The Growing Demand for
Subscription Payment Processing
Payment methods grow depending on customers’ preferences. The easier it is for the customer to use or pay for, the more popular it becomes.
At least 78% of adults have a paid subscription. Some are using it to pay for music services or coaching; others are paying for food deliveries and specific diets. But those aren’t the only emerging industries: SaaS, fitness, and education are all moving to subscription models. As industries advance, so do the methods customers use to pay for them.
Subscription services aren’t just a way to retain customers; they’re a way to build an entire brand. They’ll increase the LTV (lifetime value) of every customer, lower acquisition costs, and give those same customers access to upgrades, customization options, and other methods to upsell.
What makes this model even more powerful is predictability. Traditional businesses operate in cycles of highs and lows, constantly chasing the next sale. Subscription models flatten that volatility. Instead of wondering where next month’s revenue will come from, businesses can forecast growth, invest in expansion, and make data-driven decisions with confidence. That level of stability isn’t just convenient; it’s transformative.
Can Recurring Payments Lead to Increased Revenue?
Subscriptions can be a big boost, but they can also be incredibly complex to navigate. Subscription services can be an asset for you, but a big red flag to some payment processors. Many won’t even approve businesses using that model. Why is that?
Is it because some famous subscription service burned them in the past? Not necessarily. For the most part, it’s because those processors can’t even handle subscription payments. They’re simply not built for it, which means they’re not built for businesses that use them.
Considering subscription-based businesses have grown by 435% over the last 10 years, it’s time for legacy processors to change and evolve. Don’t let those processors turn you away, or turn you away from potential profits. If they’re not built for recurring payments, it means that they have to change, not your business.
There’s also a psychological factor at play. Smaller, recurring charges feel more manageable to customers than large one-time payments. That perception lowers friction at checkout and increases conversion rates. Over time, those smaller payments compound into significantly higher total revenue per user.
Problems Processors Have with Subscription Payments
You would think processors want to cover every potential angle, or payment method, your business does. Unfortunately, that’s not the case. For massive processors, they’re happy to limit their services so long as it doesn’t limit their revenue streams, but why exactly are they willing to cut recurring payment systems out of their portfolio?
There are actually a few reasons:
Increased Chargeback Rates
Chargebacks cost more than just revenue; they can impact reputation. It’s not always the fault of the merchant so much as it’s the fault of the customer’s memory. Subscriptions are easy to forget, and when some customers see a surprise charge they didn’t expect, they’re more likely to request a chargeback, which impacts revenue and chargeback ratios.
What many processors overlook is that this risk can be mitigated with the right tools. Smart billing reminders, transparent descriptors, and easy cancellation flows reduce confusion and drastically cut down on disputes. The issue isn’t subscriptions themselves; it’s how poorly they’re sometimes implemented.

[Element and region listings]
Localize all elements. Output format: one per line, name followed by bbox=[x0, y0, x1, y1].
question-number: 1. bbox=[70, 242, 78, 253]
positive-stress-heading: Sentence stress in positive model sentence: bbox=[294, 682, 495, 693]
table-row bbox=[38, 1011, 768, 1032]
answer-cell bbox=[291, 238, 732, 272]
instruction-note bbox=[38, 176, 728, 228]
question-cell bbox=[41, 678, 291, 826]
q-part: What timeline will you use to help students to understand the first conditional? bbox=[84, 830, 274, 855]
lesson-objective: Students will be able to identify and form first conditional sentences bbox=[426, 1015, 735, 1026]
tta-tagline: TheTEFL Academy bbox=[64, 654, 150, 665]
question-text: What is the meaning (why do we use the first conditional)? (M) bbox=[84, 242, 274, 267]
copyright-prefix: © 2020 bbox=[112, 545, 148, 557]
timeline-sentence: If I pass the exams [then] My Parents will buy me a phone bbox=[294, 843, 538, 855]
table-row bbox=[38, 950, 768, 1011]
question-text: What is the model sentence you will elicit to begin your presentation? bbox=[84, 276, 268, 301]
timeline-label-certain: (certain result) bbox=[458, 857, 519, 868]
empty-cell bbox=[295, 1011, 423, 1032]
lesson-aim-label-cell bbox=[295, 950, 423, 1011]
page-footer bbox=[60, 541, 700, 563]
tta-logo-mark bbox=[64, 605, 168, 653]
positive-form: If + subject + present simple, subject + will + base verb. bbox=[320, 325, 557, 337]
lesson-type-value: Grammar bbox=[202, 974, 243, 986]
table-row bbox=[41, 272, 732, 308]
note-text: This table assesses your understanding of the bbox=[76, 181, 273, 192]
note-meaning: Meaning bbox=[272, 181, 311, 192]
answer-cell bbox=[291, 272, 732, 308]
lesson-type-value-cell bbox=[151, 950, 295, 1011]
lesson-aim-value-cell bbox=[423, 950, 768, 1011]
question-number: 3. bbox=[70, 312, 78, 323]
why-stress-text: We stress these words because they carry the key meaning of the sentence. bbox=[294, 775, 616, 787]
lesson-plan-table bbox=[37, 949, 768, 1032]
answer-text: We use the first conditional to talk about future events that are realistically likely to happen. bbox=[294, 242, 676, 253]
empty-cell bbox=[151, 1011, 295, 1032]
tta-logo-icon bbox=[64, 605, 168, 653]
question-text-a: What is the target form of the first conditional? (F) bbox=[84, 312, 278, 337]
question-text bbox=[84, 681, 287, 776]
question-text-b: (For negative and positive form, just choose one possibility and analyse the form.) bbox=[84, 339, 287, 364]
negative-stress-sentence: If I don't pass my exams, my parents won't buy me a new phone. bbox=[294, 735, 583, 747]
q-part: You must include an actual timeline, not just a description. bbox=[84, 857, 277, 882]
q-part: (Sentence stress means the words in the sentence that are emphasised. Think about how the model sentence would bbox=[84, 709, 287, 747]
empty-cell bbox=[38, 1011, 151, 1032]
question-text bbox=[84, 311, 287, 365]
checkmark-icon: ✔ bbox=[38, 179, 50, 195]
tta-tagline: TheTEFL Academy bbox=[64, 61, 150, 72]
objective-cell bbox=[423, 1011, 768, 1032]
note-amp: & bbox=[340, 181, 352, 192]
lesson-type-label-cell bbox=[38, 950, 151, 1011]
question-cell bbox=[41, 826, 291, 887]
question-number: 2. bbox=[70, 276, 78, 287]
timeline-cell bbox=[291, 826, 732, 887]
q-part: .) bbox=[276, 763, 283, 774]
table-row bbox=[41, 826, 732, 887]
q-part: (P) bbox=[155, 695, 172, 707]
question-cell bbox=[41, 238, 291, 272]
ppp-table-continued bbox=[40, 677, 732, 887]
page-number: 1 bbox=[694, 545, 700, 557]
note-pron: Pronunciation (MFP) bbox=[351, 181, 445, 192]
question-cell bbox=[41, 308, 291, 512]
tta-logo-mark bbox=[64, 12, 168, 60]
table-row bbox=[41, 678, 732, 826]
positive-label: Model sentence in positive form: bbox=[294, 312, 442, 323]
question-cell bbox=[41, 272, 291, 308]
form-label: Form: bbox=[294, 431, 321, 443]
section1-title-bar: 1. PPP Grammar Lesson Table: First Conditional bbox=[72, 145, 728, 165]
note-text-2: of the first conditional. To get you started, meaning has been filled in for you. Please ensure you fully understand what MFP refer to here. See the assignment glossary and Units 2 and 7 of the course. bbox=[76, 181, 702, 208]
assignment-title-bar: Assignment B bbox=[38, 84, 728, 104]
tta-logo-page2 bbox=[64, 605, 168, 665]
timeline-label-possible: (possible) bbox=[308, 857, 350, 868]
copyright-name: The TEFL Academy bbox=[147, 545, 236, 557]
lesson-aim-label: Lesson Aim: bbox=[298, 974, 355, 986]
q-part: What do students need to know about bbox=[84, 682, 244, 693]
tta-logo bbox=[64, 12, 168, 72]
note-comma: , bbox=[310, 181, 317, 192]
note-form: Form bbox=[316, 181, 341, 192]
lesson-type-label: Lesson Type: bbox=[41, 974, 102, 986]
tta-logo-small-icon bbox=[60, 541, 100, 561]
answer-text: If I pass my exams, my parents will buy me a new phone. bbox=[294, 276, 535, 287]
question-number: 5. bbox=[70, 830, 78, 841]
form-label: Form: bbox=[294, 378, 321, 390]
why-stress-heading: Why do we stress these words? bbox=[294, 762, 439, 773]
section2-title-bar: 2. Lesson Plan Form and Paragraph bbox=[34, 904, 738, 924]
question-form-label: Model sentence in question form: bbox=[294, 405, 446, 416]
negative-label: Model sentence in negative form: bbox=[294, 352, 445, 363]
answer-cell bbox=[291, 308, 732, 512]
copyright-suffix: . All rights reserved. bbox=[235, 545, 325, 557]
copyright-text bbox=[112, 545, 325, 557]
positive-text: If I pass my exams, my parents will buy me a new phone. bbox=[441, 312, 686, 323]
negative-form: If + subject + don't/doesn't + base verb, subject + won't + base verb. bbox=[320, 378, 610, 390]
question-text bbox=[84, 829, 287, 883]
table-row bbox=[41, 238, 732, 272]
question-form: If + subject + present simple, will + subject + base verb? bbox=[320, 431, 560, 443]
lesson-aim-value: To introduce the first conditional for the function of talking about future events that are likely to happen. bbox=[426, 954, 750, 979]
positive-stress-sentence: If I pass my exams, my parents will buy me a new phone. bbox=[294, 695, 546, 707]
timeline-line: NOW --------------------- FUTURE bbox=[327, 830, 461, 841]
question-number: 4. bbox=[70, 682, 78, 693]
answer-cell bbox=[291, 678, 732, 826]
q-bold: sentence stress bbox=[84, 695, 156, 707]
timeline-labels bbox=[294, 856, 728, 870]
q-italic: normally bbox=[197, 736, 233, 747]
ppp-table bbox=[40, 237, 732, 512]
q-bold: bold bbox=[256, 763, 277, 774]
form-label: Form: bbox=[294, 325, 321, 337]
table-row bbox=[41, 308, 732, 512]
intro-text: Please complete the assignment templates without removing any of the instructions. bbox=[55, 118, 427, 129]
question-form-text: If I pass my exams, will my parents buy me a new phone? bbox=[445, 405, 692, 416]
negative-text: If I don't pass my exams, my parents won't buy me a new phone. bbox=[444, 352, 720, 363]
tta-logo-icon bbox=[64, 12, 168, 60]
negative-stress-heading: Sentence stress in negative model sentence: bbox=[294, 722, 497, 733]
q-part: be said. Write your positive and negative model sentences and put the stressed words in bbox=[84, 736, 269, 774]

Task list
(A) Reproduce the subscription payments article word for word, everything from "At least 78%" down to "pay for them.".
(B) Using the subscription payments article, decide whether each statement agrees with it, answering yes or no and quoting the words that settle it: (i) at least 78% of adults have a paid subscription; (ii) subscription-based businesses have grown by 435% over the last five years; (iii) customers find large one-time payments more manageable than smaller recurring charges.
The records are separate material and are not part of the article on subscription payments.

Set of answers
(A)
At least 78% of adults have a paid subscription. Some are using it to pay for music services or coaching; others are paying for food deliveries and specific diets. But those aren’t the only emerging industries: SaaS, fitness, and education are all moving to subscription models. As industries advance, so do the methods customers use to pay for them.

(B)
(i) Yes: "At least 78% of adults have a paid subscription."
(ii) No: "subscription-based businesses have grown by 435% over the last 10 years"
(iii) No: "Smaller, recurring charges feel more manageable to customers than large one-time payments."